— START OF Source material —

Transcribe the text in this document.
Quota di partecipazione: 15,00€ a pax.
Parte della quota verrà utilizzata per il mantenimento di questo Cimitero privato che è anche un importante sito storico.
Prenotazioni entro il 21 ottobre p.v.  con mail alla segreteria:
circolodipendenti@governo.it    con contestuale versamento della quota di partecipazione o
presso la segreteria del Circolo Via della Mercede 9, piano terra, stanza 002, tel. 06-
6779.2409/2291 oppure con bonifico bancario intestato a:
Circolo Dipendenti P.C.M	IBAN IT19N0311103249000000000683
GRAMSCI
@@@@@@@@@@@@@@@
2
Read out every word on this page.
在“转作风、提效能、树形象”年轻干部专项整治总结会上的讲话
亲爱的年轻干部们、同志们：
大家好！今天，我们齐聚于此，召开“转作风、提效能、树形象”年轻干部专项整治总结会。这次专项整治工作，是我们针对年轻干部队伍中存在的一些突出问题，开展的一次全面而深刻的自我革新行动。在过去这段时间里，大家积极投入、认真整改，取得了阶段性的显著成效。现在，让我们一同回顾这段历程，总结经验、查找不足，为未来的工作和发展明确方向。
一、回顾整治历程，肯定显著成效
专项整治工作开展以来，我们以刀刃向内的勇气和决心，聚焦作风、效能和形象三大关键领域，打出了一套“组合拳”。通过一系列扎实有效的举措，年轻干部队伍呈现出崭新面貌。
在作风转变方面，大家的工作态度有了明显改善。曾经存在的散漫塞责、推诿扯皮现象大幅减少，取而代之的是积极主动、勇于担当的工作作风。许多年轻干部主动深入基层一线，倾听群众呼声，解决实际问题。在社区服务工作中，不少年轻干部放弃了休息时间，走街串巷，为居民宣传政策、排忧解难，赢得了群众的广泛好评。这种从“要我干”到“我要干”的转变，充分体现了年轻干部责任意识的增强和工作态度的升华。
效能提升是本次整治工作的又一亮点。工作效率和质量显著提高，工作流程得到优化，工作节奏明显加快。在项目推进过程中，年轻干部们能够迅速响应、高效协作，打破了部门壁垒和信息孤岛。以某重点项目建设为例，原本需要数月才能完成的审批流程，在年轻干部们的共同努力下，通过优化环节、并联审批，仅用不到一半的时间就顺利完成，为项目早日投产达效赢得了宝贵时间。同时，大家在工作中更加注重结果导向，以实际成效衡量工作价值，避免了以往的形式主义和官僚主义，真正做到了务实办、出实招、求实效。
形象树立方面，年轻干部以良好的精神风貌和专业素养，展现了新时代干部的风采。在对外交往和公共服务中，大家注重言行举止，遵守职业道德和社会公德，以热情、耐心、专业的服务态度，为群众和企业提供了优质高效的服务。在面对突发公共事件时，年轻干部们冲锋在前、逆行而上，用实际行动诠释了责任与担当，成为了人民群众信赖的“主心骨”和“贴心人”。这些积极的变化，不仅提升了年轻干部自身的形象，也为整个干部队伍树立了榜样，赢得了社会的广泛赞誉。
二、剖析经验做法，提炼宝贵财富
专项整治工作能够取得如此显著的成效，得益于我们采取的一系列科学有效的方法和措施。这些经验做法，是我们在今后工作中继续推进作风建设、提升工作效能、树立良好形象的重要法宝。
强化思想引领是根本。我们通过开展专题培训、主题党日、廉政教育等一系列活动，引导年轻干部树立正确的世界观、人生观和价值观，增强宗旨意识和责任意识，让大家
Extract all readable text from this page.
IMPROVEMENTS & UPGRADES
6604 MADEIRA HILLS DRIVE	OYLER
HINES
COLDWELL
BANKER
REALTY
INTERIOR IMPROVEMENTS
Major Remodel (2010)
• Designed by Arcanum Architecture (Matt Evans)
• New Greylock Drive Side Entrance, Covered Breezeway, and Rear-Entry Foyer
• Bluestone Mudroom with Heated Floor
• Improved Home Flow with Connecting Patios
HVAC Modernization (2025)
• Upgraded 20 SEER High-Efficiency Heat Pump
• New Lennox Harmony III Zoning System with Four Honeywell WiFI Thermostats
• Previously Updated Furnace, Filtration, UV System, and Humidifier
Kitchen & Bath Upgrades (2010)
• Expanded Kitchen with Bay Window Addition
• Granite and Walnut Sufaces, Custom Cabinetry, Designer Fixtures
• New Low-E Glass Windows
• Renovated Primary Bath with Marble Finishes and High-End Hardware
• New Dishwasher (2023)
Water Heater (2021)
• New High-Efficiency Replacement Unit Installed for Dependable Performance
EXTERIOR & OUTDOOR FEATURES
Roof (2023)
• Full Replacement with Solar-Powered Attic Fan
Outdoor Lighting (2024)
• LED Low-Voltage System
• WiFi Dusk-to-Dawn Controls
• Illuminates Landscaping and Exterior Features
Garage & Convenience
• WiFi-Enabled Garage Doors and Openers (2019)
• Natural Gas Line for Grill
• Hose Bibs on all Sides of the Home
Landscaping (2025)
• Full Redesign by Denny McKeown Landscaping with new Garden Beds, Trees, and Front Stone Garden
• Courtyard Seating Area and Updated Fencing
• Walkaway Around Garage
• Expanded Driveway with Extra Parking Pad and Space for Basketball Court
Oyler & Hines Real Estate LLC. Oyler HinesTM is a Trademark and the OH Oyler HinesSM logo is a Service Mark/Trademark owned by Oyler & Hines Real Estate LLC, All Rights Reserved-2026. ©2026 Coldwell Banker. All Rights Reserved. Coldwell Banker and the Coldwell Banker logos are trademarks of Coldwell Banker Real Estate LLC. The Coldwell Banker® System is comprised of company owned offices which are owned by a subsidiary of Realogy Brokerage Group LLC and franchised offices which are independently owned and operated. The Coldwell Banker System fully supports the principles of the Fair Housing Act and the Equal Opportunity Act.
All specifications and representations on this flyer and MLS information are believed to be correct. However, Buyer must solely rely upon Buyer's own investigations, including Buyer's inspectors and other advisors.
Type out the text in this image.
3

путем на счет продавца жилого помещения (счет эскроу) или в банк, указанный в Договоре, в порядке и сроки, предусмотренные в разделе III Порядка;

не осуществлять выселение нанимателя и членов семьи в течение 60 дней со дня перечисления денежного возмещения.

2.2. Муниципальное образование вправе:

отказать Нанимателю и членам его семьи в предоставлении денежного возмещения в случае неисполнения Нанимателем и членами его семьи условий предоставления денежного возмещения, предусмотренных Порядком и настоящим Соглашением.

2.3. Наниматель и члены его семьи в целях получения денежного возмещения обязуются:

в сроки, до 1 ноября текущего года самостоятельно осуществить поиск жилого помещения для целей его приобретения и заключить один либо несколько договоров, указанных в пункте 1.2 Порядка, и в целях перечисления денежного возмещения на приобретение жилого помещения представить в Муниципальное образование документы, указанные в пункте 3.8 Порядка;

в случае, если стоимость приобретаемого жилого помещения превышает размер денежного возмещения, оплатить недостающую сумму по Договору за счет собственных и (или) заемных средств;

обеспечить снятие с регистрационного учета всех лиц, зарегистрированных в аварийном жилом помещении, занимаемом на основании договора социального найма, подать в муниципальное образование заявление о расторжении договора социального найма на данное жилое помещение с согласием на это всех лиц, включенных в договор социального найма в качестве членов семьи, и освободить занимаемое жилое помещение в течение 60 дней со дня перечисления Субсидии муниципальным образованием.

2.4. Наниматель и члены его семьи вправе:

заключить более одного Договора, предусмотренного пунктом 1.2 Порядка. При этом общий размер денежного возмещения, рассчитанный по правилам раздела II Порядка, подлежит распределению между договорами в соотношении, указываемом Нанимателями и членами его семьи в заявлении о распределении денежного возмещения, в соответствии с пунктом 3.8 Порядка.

— END OF Source material —

▶ _Aim of the task_:
Repeat all the records. Match each line exactly.

▶ _Complete output_:
Transcribe the text in this document.
Quota di partecipazione: 15,00€ a pax.
Parte della quota verrà utilizzata per il mantenimento di questo Cimitero privato che è anche un importante sito storico.
Prenotazioni entro il 21 ottobre p.v.  con mail alla segreteria:
circolodipendenti@governo.it    con contestuale versamento della quota di partecipazione o
presso la segreteria del Circolo Via della Mercede 9, piano terra, stanza 002, tel. 06-
6779.2409/2291 oppure con bonifico bancario intestato a:
Circolo Dipendenti P.C.M	IBAN IT19N0311103249000000000683
GRAMSCI
@@@@@@@@@@@@@@@
2
Read out every word on this page.
在“转作风、提效能、树形象”年轻干部专项整治总结会上的讲话
亲爱的年轻干部们、同志们：
大家好！今天，我们齐聚于此，召开“转作风、提效能、树形象”年轻干部专项整治总结会。这次专项整治工作，是我们针对年轻干部队伍中存在的一些突出问题，开展的一次全面而深刻的自我革新行动。在过去这段时间里，大家积极投入、认真整改，取得了阶段性的显著成效。现在，让我们一同回顾这段历程，总结经验、查找不足，为未来的工作和发展明确方向。
一、回顾整治历程，肯定显著成效
专项整治工作开展以来，我们以刀刃向内的勇气和决心，聚焦作风、效能和形象三大关键领域，打出了一套“组合拳”。通过一系列扎实有效的举措，年轻干部队伍呈现出崭新面貌。
在作风转变方面，大家的工作态度有了明显改善。曾经存在的散漫塞责、推诿扯皮现象大幅减少，取而代之的是积极主动、勇于担当的工作作风。许多年轻干部主动深入基层一线，倾听群众呼声，解决实际问题。在社区服务工作中，不少年轻干部放弃了休息时间，走街串巷，为居民宣传政策、排忧解难，赢得了群众的广泛好评。这种从“要我干”到“我要干”的转变，充分体现了年轻干部责任意识的增强和工作态度的升华。
效能提升是本次整治工作的又一亮点。工作效率和质量显著提高，工作流程得到优化，工作节奏明显加快。在项目推进过程中，年轻干部们能够迅速响应、高效协作，打破了部门壁垒和信息孤岛。以某重点项目建设为例，原本需要数月才能完成的审批流程，在年轻干部们的共同努力下，通过优化环节、并联审批，仅用不到一半的时间就顺利完成，为项目早日投产达效赢得了宝贵时间。同时，大家在工作中更加注重结果导向，以实际成效衡量工作价值，避免了以往的形式主义和官僚主义，真正做到了务实办、出实招、求实效。
形象树立方面，年轻干部以良好的精神风貌和专业素养，展现了新时代干部的风采。在对外交往和公共服务中，大家注重言行举止，遵守职业道德和社会公德，以热情、耐心、专业的服务态度，为群众和企业提供了优质高效的服务。在面对突发公共事件时，年轻干部们冲锋在前、逆行而上，用实际行动诠释了责任与担当，成为了人民群众信赖的“主心骨”和“贴心人”。这些积极的变化，不仅提升了年轻干部自身的形象，也为整个干部队伍树立了榜样，赢得了社会的广泛赞誉。
二、剖析经验做法，提炼宝贵财富
专项整治工作能够取得如此显著的成效，得益于我们采取的一系列科学有效的方法和措施。这些经验做法，是我们在今后工作中继续推进作风建设、提升工作效能、树立良好形象的重要法宝。
强化思想引领是根本。我们通过开展专题培训、主题党日、廉政教育等一系列活动，引导年轻干部树立正确的世界观、人生观和价值观，增强宗旨意识和责任意识，让大家
Extract all readable text from this page.
IMPROVEMENTS & UPGRADES
6604 MADEIRA HILLS DRIVE	OYLER
HINES
COLDWELL
BANKER
REALTY
INTERIOR IMPROVEMENTS
Major Remodel (2010)
• Designed by Arcanum Architecture (Matt Evans)
• New Greylock Drive Side Entrance, Covered Breezeway, and Rear-Entry Foyer
• Bluestone Mudroom with Heated Floor
• Improved Home Flow with Connecting Patios
HVAC Modernization (2025)
• Upgraded 20 SEER High-Efficiency Heat Pump
• New Lennox Harmony III Zoning System with Four Honeywell WiFI Thermostats
• Previously Updated Furnace, Filtration, UV System, and Humidifier
Kitchen & Bath Upgrades (2010)
• Expanded Kitchen with Bay Window Addition
• Granite and Walnut Sufaces, Custom Cabinetry, Designer Fixtures
• New Low-E Glass Windows
• Renovated Primary Bath with Marble Finishes and High-End Hardware
• New Dishwasher (2023)
Water Heater (2021)
• New High-Efficiency Replacement Unit Installed for Dependable Performance
EXTERIOR & OUTDOOR FEATURES
Roof (2023)
• Full Replacement with Solar-Powered Attic Fan
Outdoor Lighting (2024)
• LED Low-Voltage System
• WiFi Dusk-to-Dawn Controls
• Illuminates Landscaping and Exterior Features
Garage & Convenience
• WiFi-Enabled Garage Doors and Openers (2019)
• Natural Gas Line for Grill
• Hose Bibs on all Sides of the Home
Landscaping (2025)
• Full Redesign by Denny McKeown Landscaping with new Garden Beds, Trees, and Front Stone Garden
• Courtyard Seating Area and Updated Fencing
• Walkaway Around Garage
• Expanded Driveway with Extra Parking Pad and Space for Basketball Court
Oyler & Hines Real Estate LLC. Oyler HinesTM is a Trademark and the OH Oyler HinesSM logo is a Service Mark/Trademark owned by Oyler & Hines Real Estate LLC, All Rights Reserved-2026. ©2026 Coldwell Banker. All Rights Reserved. Coldwell Banker and the Coldwell Banker logos are trademarks of Coldwell Banker Real Estate LLC. The Coldwell Banker® System is comprised of company owned offices which are owned by a subsidiary of Realogy Brokerage Group LLC and franchised offices which are independently owned and operated. The Coldwell Banker System fully supports the principles of the Fair Housing Act and the Equal Opportunity Act.
All specifications and representations on this flyer and MLS information are believed to be correct. However, Buyer must solely rely upon Buyer's own investigations, including Buyer's inspectors and other advisors.
Type out the text in this image.
3

путем на счет продавца жилого помещения (счет эскроу) или в банк, указанный в Договоре, в порядке и сроки, предусмотренные в разделе III Порядка;

не осуществлять выселение нанимателя и членов семьи в течение 60 дней со дня перечисления денежного возмещения.

2.2. Муниципальное образование вправе:

отказать Нанимателю и членам его семьи в предоставлении денежного возмещения в случае неисполнения Нанимателем и членами его семьи условий предоставления денежного возмещения, предусмотренных Порядком и настоящим Соглашением.

2.3. Наниматель и члены его семьи в целях получения денежного возмещения обязуются:

в сроки, до 1 ноября текущего года самостоятельно осуществить поиск жилого помещения для целей его приобретения и заключить один либо несколько договоров, указанных в пункте 1.2 Порядка, и в целях перечисления денежного возмещения на приобретение жилого помещения представить в Муниципальное образование документы, указанные в пункте 3.8 Порядка;

в случае, если стоимость приобретаемого жилого помещения превышает размер денежного возмещения, оплатить недостающую сумму по Договору за счет собственных и (или) заемных средств;

обеспечить снятие с регистрационного учета всех лиц, зарегистрированных в аварийном жилом помещении, занимаемом на основании договора социального найма, подать в муниципальное образование заявление о расторжении договора социального найма на данное жилое помещение с согласием на это всех лиц, включенных в договор социального найма в качестве членов семьи, и освободить занимаемое жилое помещение в течение 60 дней со дня перечисления Субсидии муниципальным образованием.

2.4. Наниматель и члены его семьи вправе:

заключить более одного Договора, предусмотренного пунктом 1.2 Порядка. При этом общий размер денежного возмещения, рассчитанный по правилам раздела II Порядка, подлежит распределению между договорами в соотношении, указываемом Нанимателями и членами его семьи в заявлении о распределении денежного возмещения, в соответствии с пунктом 3.8 Порядка.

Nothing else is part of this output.